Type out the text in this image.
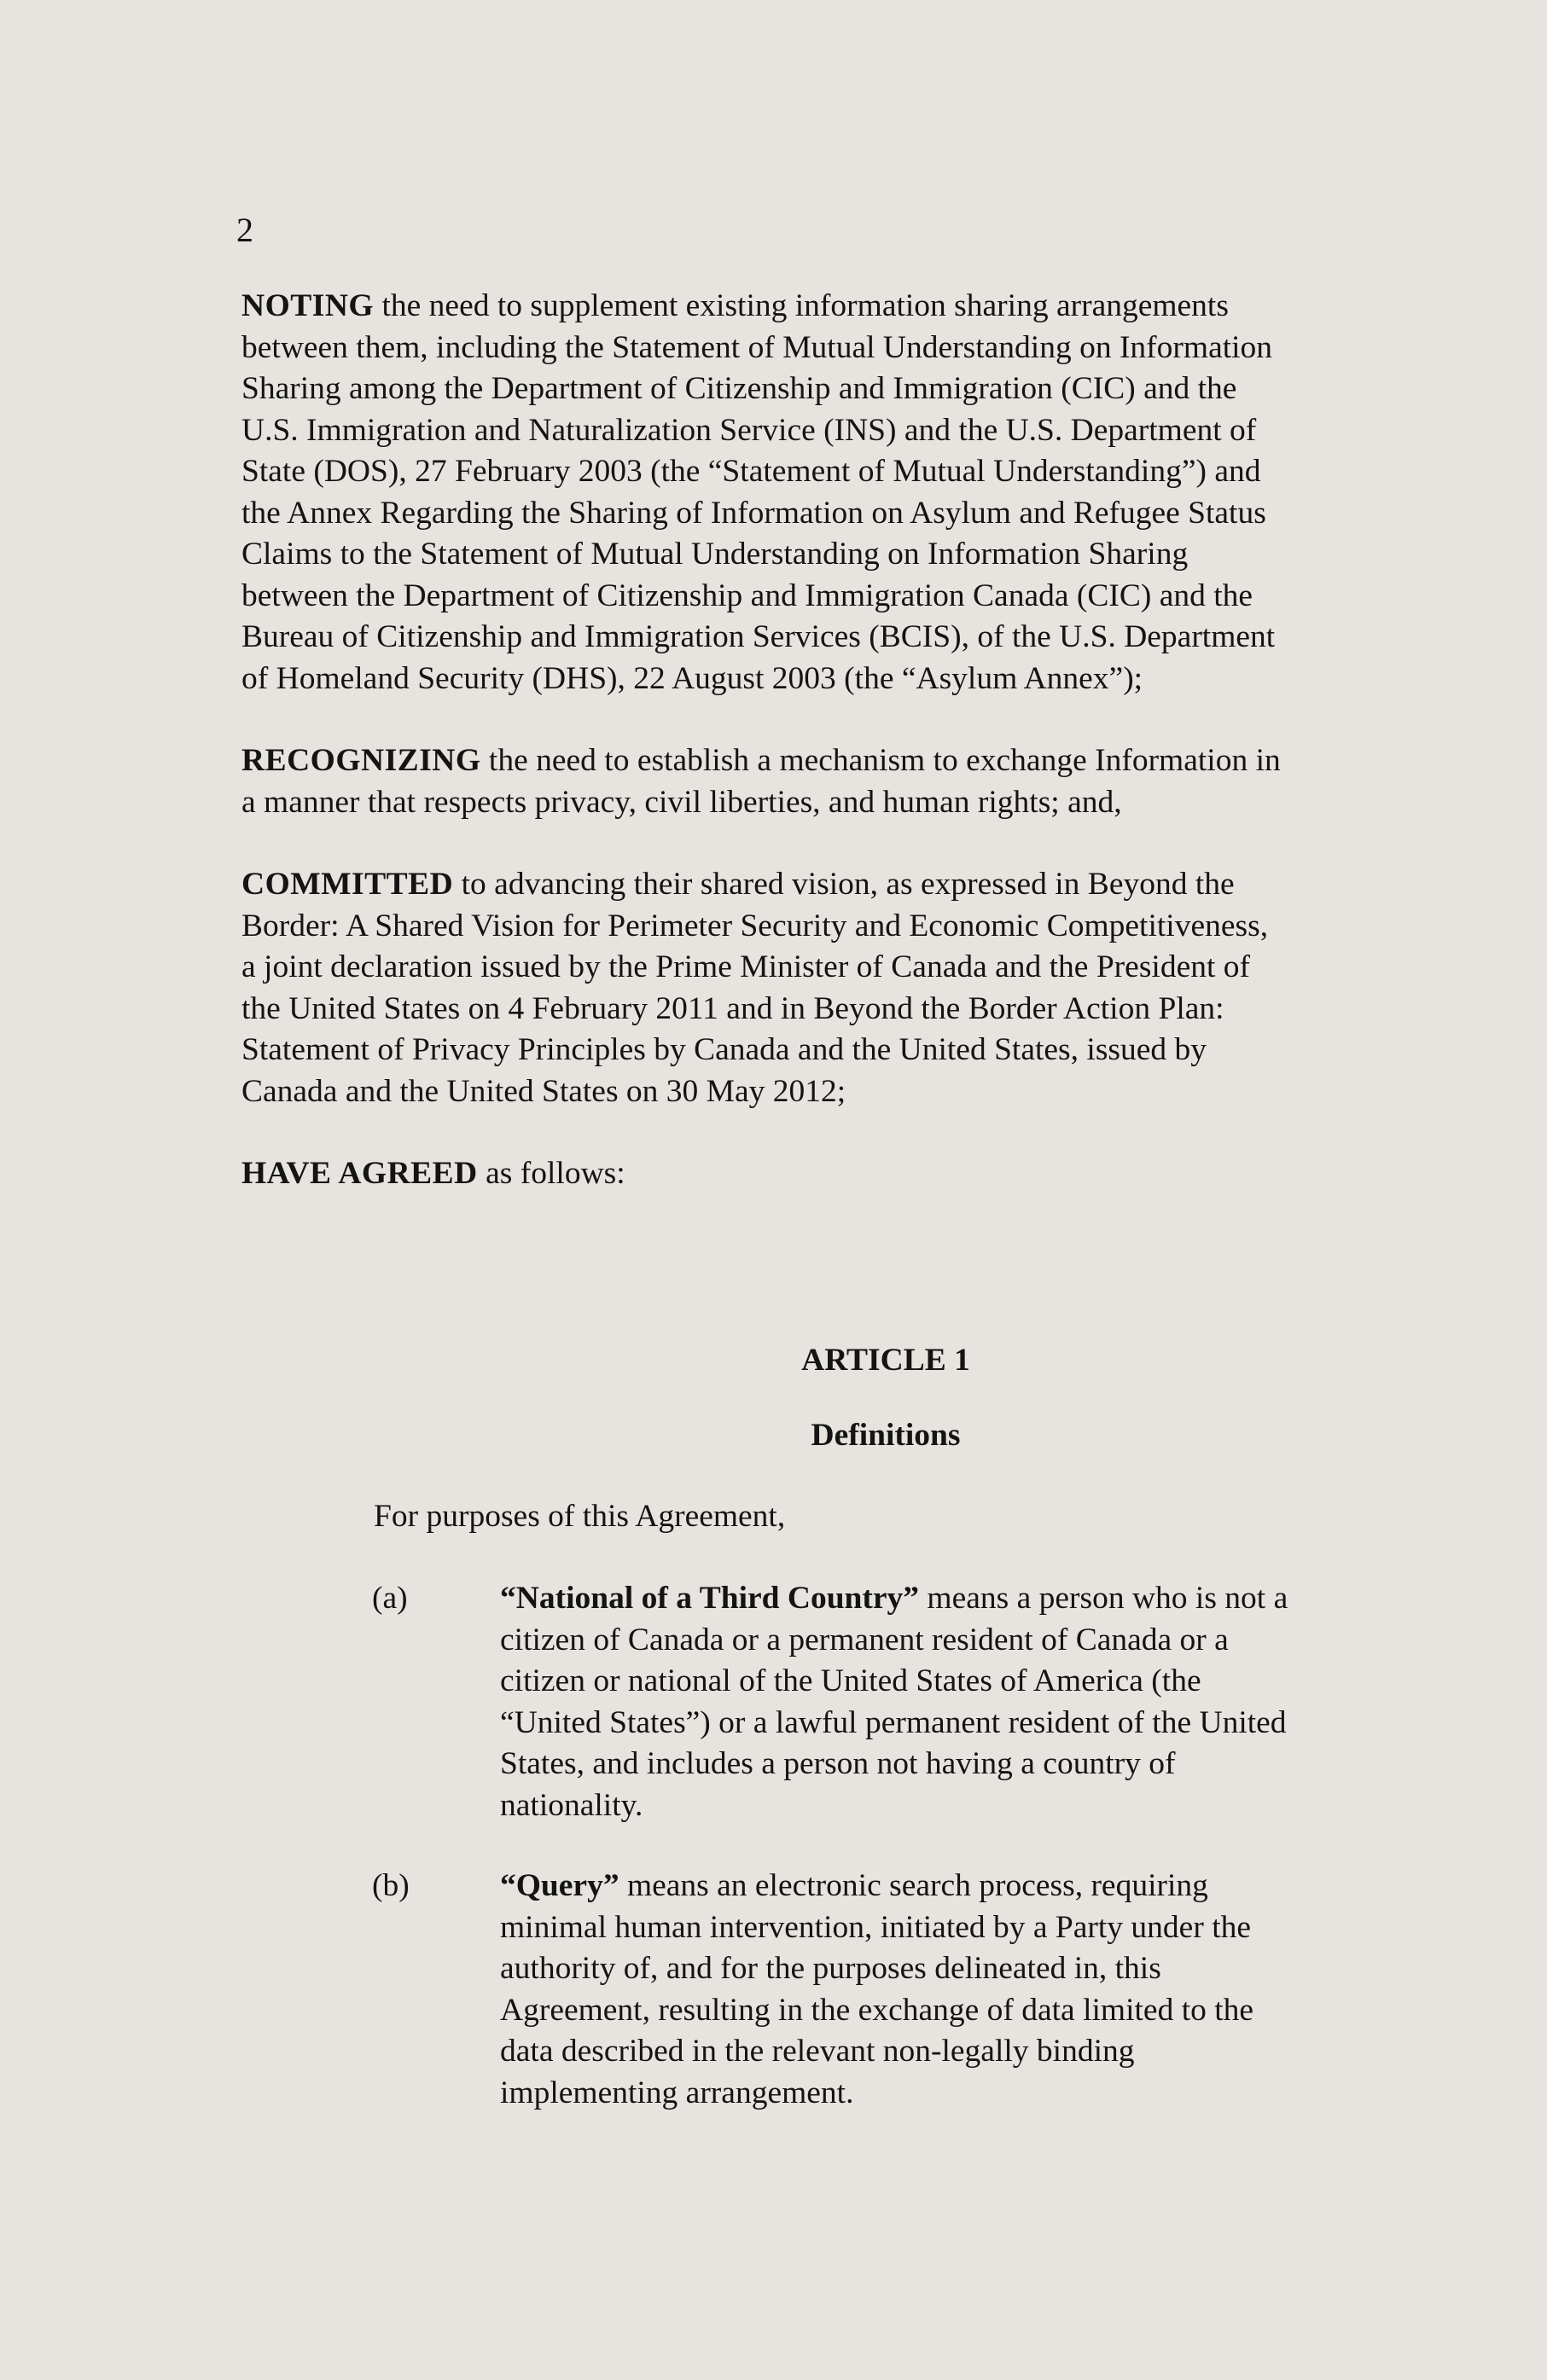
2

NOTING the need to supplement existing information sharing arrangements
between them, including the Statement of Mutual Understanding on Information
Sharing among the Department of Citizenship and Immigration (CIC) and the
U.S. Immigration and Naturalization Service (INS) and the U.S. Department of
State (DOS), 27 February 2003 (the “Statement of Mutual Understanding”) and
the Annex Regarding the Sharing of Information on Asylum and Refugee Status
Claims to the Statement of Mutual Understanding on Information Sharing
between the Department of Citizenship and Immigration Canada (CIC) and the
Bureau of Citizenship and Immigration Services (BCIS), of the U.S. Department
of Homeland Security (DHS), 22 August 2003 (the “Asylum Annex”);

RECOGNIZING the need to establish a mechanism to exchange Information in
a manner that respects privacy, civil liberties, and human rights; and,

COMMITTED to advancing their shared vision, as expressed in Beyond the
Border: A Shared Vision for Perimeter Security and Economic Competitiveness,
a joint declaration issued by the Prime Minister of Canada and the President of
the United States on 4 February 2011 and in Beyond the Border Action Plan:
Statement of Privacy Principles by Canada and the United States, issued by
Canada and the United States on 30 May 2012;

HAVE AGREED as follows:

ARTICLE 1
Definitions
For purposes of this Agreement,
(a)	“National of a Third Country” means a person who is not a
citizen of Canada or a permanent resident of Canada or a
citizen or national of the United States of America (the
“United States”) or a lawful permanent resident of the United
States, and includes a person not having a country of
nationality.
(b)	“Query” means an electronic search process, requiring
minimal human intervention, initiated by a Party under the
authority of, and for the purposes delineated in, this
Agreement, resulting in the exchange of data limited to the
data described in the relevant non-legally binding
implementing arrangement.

== == ==

• Exercise brief: Using the listing above, locate the lines that hold "Understanding" and copy each one.

• Result for this exercise:
between them, including the Statement of Mutual Understanding on Information
State (DOS), 27 February 2003 (the “Statement of Mutual Understanding”) and
Claims to the Statement of Mutual Understanding on Information Sharing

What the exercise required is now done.